Listings of boxed layout items:
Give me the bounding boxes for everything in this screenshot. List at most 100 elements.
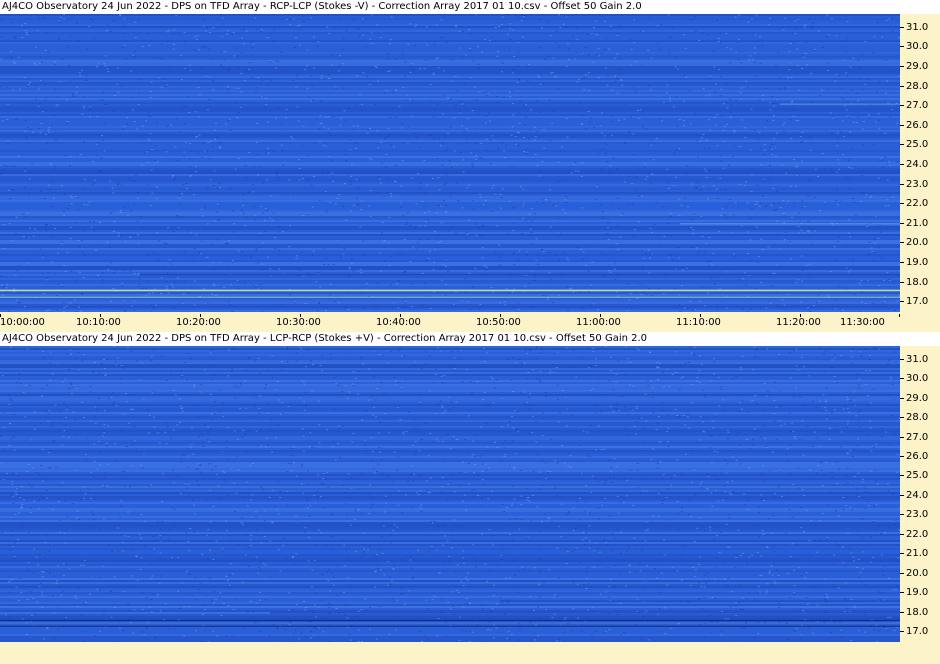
noise-speck [86, 437, 89, 439]
noise-speck [645, 293, 648, 295]
noise-speck [730, 232, 733, 234]
noise-speck [782, 212, 785, 214]
noise-speck [294, 629, 297, 631]
noise-speck [662, 386, 665, 388]
spectrogram-band [0, 164, 900, 166]
noise-speck [542, 129, 545, 131]
noise-speck [133, 609, 136, 611]
noise-speck [309, 505, 311, 507]
noise-speck [498, 26, 500, 28]
noise-speck [534, 126, 537, 128]
noise-speck [310, 17, 313, 19]
noise-speck [297, 161, 300, 163]
noise-speck [443, 200, 445, 202]
noise-speck [577, 170, 580, 172]
noise-speck [776, 233, 779, 235]
noise-speck [287, 462, 290, 464]
noise-speck [396, 282, 399, 284]
noise-speck [726, 585, 729, 587]
noise-speck [230, 540, 233, 542]
noise-speck [694, 113, 696, 115]
noise-speck [159, 610, 162, 612]
noise-speck [259, 569, 262, 571]
noise-speck [828, 34, 831, 36]
noise-speck [849, 269, 852, 271]
noise-speck [305, 405, 307, 407]
noise-speck [92, 371, 95, 373]
noise-speck [2, 286, 5, 288]
noise-speck [216, 187, 219, 189]
noise-speck [477, 63, 480, 65]
noise-speck [404, 270, 407, 272]
noise-speck [42, 255, 45, 256]
noise-speck [321, 617, 324, 619]
noise-speck [570, 630, 573, 631]
noise-speck [295, 257, 298, 259]
noise-speck [830, 167, 833, 169]
noise-speck [230, 468, 233, 470]
noise-speck [603, 448, 606, 450]
noise-speck [231, 210, 234, 212]
noise-speck [142, 615, 145, 617]
noise-speck [719, 177, 722, 179]
spectrogram-band [0, 374, 900, 376]
noise-speck [483, 265, 486, 267]
noise-speck [830, 472, 833, 474]
noise-speck [837, 236, 840, 238]
noise-speck [123, 24, 126, 26]
noise-speck [558, 218, 561, 219]
noise-speck [440, 436, 443, 438]
noise-speck [832, 224, 835, 226]
noise-speck [794, 438, 797, 440]
noise-speck [878, 80, 881, 82]
noise-speck [575, 27, 578, 29]
noise-speck [57, 283, 60, 285]
noise-speck [676, 148, 678, 150]
noise-speck [59, 411, 62, 413]
noise-speck [804, 53, 807, 54]
noise-speck [331, 175, 334, 177]
noise-speck [629, 571, 632, 573]
noise-speck [820, 410, 823, 412]
noise-speck [207, 141, 210, 143]
noise-speck [281, 402, 284, 404]
noise-speck [818, 445, 821, 447]
noise-speck [618, 207, 621, 209]
noise-speck [534, 154, 537, 155]
noise-speck [45, 310, 48, 312]
noise-speck [26, 127, 29, 129]
noise-speck [544, 295, 547, 297]
spectrogram-band [0, 252, 900, 254]
noise-speck [307, 96, 310, 98]
noise-speck [103, 487, 106, 489]
noise-speck [769, 109, 772, 111]
noise-speck [266, 403, 269, 404]
noise-speck [415, 137, 418, 139]
spectrogram-band [0, 552, 900, 554]
noise-speck [406, 480, 409, 482]
noise-speck [123, 300, 126, 302]
noise-speck [516, 311, 519, 312]
noise-speck [119, 212, 122, 214]
noise-speck [354, 508, 357, 510]
noise-speck [888, 359, 890, 361]
noise-speck [761, 195, 764, 197]
noise-speck [149, 311, 152, 312]
noise-speck [696, 527, 699, 529]
noise-speck [296, 106, 299, 108]
noise-speck [300, 483, 303, 485]
noise-speck [424, 363, 427, 365]
noise-speck [539, 492, 542, 493]
noise-speck [528, 404, 531, 406]
noise-speck [42, 257, 44, 259]
noise-speck [551, 302, 554, 303]
noise-speck [857, 100, 859, 102]
noise-speck [319, 364, 322, 366]
noise-speck [653, 224, 656, 226]
noise-speck [24, 131, 27, 132]
noise-speck [794, 33, 797, 34]
noise-speck [277, 177, 280, 179]
noise-speck [85, 394, 88, 396]
noise-speck [591, 261, 594, 263]
noise-speck [886, 362, 889, 364]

Exercise task: Please copy the rows above word for word, beginning with the line containing "noise-speck [86, 437, 89, 439]" and ending with the line containing "noise-speck [828, 34, 831, 36]", both included.

Written solution:
noise-speck [86, 437, 89, 439]
noise-speck [645, 293, 648, 295]
noise-speck [730, 232, 733, 234]
noise-speck [782, 212, 785, 214]
noise-speck [294, 629, 297, 631]
noise-speck [662, 386, 665, 388]
spectrogram-band [0, 164, 900, 166]
noise-speck [542, 129, 545, 131]
noise-speck [133, 609, 136, 611]
noise-speck [309, 505, 311, 507]
noise-speck [498, 26, 500, 28]
noise-speck [534, 126, 537, 128]
noise-speck [310, 17, 313, 19]
noise-speck [297, 161, 300, 163]
noise-speck [443, 200, 445, 202]
noise-speck [577, 170, 580, 172]
noise-speck [776, 233, 779, 235]
noise-speck [287, 462, 290, 464]
noise-speck [396, 282, 399, 284]
noise-speck [726, 585, 729, 587]
noise-speck [230, 540, 233, 542]
noise-speck [694, 113, 696, 115]
noise-speck [159, 610, 162, 612]
noise-speck [259, 569, 262, 571]
noise-speck [828, 34, 831, 36]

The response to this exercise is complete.